• _Given request_:
Each line containing the word "Education" must be collected.

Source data
==========

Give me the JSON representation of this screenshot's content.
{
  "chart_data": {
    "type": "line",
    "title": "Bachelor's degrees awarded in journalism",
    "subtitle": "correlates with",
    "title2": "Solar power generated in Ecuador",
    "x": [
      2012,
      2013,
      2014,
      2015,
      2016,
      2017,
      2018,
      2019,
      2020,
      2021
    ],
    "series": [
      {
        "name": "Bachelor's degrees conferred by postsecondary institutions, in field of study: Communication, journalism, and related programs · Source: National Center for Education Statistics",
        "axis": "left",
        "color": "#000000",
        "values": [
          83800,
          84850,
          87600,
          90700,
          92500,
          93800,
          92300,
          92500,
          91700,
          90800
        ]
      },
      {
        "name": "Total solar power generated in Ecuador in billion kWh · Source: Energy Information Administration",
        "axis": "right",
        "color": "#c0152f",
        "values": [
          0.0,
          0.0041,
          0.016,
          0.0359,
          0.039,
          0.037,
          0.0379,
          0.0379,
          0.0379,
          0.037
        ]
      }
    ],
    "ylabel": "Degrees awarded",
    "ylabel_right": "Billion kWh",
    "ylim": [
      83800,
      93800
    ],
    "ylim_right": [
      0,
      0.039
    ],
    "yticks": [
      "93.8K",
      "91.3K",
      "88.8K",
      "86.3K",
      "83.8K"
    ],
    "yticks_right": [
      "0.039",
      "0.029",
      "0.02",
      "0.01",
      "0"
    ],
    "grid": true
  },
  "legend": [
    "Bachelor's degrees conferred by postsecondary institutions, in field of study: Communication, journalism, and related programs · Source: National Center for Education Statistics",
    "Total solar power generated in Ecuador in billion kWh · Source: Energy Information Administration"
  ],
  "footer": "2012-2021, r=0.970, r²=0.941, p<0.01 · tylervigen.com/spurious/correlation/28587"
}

==========

• _The completed task_:
        "name": "Bachelor's degrees conferred by postsecondary institutions, in field of study: Communication, journalism, and related programs · Source: National Center for Education Statistics",
    "Bachelor's degrees conferred by postsecondary institutions, in field of study: Communication, journalism, and related programs · Source: National Center for Education Statistics",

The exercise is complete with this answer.